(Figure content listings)

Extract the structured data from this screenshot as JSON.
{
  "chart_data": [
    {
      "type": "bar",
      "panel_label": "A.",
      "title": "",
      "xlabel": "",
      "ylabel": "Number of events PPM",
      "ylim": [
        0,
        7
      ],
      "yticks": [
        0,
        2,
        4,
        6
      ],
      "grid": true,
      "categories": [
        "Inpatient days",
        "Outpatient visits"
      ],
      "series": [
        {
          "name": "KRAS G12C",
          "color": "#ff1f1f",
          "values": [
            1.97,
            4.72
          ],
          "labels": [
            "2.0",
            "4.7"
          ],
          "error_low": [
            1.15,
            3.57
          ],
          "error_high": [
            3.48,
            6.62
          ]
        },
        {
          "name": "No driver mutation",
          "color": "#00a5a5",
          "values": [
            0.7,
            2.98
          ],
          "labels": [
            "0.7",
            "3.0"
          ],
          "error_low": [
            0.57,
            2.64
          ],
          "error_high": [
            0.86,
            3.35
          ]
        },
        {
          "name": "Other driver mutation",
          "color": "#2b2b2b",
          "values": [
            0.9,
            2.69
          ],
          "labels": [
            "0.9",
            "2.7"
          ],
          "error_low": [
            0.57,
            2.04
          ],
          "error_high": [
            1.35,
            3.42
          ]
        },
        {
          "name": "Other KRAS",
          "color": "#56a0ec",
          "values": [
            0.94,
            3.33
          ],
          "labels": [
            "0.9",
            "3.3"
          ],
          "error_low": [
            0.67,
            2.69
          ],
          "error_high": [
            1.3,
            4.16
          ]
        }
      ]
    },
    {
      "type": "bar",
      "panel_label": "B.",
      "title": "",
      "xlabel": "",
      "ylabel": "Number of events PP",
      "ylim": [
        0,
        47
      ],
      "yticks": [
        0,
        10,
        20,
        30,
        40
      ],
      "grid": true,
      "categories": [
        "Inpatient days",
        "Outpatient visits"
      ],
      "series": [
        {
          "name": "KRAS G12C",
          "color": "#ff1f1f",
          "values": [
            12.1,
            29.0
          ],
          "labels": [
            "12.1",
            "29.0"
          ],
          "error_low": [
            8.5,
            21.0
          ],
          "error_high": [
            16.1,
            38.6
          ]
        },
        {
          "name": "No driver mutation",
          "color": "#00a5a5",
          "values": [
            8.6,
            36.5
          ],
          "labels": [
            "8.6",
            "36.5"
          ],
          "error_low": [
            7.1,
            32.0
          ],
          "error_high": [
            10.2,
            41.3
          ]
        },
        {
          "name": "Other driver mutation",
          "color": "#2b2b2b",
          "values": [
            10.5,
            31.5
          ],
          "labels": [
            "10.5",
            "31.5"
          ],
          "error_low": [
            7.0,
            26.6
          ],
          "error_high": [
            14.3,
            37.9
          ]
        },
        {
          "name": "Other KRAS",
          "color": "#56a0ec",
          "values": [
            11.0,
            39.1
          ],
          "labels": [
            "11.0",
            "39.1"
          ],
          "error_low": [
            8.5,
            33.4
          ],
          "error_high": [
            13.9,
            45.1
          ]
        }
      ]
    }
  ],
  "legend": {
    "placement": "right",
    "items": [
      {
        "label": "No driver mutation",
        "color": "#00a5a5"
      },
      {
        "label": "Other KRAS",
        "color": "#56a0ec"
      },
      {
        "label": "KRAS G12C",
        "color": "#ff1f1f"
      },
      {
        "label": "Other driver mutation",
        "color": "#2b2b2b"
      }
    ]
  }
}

| What you should do |
Return each entry from the material above exactly as it appears.

| Response to this task |
Extract the structured data from this screenshot as JSON.
{
  "chart_data": [
    {
      "type": "bar",
      "panel_label": "A.",
      "title": "",
      "xlabel": "",
      "ylabel": "Number of events PPM",
      "ylim": [
        0,
        7
      ],
      "yticks": [
        0,
        2,
        4,
        6
      ],
      "grid": true,
      "categories": [
        "Inpatient days",
        "Outpatient visits"
      ],
      "series": [
        {
          "name": "KRAS G12C",
          "color": "#ff1f1f",
          "values": [
            1.97,
            4.72
          ],
          "labels": [
            "2.0",
            "4.7"
          ],
          "error_low": [
            1.15,
            3.57
          ],
          "error_high": [
            3.48,
            6.62
          ]
        },
        {
          "name": "No driver mutation",
          "color": "#00a5a5",
          "values": [
            0.7,
            2.98
          ],
          "labels": [
            "0.7",
            "3.0"
          ],
          "error_low": [
            0.57,
            2.64
          ],
          "error_high": [
            0.86,
            3.35
          ]
        },
        {
          "name": "Other driver mutation",
          "color": "#2b2b2b",
          "values": [
            0.9,
            2.69
          ],
          "labels": [
            "0.9",
            "2.7"
          ],
          "error_low": [
            0.57,
            2.04
          ],
          "error_high": [
            1.35,
            3.42
          ]
        },
        {
          "name": "Other KRAS",
          "color": "#56a0ec",
          "values": [
            0.94,
            3.33
          ],
          "labels": [
            "0.9",
            "3.3"
          ],
          "error_low": [
            0.67,
            2.69
          ],
          "error_high": [
            1.3,
            4.16
          ]
        }
      ]
    },
    {
      "type": "bar",
      "panel_label": "B.",
      "title": "",
      "xlabel": "",
      "ylabel": "Number of events PP",
      "ylim": [
        0,
        47
      ],
      "yticks": [
        0,
        10,
        20,
        30,
        40
      ],
      "grid": true,
      "categories": [
        "Inpatient days",
        "Outpatient visits"
      ],
      "series": [
        {
          "name": "KRAS G12C",
          "color": "#ff1f1f",
          "values": [
            12.1,
            29.0
          ],
          "labels": [
            "12.1",
            "29.0"
          ],
          "error_low": [
            8.5,
            21.0
          ],
          "error_high": [
            16.1,
            38.6
          ]
        },
        {
          "name": "No driver mutation",
          "color": "#00a5a5",
          "values": [
            8.6,
            36.5
          ],
          "labels": [
            "8.6",
            "36.5"
          ],
          "error_low": [
            7.1,
            32.0
          ],
          "error_high": [
            10.2,
            41.3
          ]
        },
        {
          "name": "Other driver mutation",
          "color": "#2b2b2b",
          "values": [
            10.5,
            31.5
          ],
          "labels": [
            "10.5",
            "31.5"
          ],
          "error_low": [
            7.0,
            26.6
          ],
          "error_high": [
            14.3,
            37.9
          ]
        },
        {
          "name": "Other KRAS",
          "color": "#56a0ec",
          "values": [
            11.0,
            39.1
          ],
          "labels": [
            "11.0",
            "39.1"
          ],
          "error_low": [
            8.5,
            33.4
          ],
          "error_high": [
            13.9,
            45.1
          ]
        }
      ]
    }
  ],
  "legend": {
    "placement": "right",
    "items": [
      {
        "label": "No driver mutation",
        "color": "#00a5a5"
      },
      {
        "label": "Other KRAS",
        "color": "#56a0ec"
      },
      {
        "label": "KRAS G12C",
        "color": "#ff1f1f"
      },
      {
        "label": "Other driver mutation",
        "color": "#2b2b2b"
      }
    ]
  }
}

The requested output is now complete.